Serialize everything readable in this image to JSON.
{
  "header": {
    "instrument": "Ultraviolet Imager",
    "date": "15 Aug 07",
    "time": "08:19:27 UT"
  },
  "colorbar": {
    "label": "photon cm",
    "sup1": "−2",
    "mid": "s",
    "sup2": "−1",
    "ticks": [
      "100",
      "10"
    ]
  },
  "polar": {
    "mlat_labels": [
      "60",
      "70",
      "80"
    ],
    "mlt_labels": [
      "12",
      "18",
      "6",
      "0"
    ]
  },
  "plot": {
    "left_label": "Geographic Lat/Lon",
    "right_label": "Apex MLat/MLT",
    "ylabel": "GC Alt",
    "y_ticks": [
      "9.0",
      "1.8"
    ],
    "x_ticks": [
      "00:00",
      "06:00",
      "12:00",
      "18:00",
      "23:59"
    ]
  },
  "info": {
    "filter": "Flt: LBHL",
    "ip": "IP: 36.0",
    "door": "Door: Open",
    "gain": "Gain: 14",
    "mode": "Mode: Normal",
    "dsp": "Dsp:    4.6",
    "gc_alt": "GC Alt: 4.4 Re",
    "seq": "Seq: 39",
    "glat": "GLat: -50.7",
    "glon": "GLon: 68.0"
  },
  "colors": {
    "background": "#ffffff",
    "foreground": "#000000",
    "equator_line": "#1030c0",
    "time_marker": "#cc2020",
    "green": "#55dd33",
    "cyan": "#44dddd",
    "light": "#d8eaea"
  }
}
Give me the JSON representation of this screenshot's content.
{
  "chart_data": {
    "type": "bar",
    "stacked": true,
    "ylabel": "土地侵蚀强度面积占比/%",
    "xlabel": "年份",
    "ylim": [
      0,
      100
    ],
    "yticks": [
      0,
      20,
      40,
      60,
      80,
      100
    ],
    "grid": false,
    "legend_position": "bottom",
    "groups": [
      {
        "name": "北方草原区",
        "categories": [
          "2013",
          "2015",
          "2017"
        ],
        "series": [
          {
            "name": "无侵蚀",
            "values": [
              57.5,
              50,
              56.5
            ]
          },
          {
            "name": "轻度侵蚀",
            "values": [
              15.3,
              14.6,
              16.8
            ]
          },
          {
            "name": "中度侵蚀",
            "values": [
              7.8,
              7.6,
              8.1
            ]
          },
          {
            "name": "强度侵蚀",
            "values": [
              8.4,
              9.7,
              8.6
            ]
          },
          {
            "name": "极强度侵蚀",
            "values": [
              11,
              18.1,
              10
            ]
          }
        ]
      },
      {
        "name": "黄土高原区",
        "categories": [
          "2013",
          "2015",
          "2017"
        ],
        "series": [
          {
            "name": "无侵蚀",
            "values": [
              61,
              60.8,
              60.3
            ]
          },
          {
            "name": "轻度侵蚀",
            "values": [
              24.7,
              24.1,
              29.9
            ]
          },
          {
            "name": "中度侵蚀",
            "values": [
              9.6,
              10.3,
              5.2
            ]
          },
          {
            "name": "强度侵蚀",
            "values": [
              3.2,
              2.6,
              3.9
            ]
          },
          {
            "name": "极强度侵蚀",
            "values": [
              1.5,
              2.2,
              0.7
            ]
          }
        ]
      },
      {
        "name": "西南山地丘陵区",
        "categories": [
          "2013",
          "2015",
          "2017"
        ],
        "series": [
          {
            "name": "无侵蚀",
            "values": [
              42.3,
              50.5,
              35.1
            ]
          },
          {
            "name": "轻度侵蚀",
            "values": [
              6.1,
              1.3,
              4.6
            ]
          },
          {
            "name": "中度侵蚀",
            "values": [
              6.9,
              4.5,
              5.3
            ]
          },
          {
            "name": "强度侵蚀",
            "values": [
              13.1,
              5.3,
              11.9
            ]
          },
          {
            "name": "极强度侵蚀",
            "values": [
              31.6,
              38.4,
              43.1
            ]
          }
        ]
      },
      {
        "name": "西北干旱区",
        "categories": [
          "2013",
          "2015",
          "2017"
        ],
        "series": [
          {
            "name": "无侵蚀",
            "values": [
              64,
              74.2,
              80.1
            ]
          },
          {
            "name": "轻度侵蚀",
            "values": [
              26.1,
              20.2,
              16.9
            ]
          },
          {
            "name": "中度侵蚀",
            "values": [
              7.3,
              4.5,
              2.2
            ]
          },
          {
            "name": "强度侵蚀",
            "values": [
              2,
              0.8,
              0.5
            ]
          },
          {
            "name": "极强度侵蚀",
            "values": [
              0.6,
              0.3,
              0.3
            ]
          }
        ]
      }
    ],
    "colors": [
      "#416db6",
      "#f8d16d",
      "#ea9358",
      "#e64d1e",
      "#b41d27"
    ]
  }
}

—————

TASK GOAL: Extract every line containing the string "JSON" from the data above.

COMPLETED EXERCISE:
Serialize everything readable in this image to JSON.
Give me the JSON representation of this screenshot's content.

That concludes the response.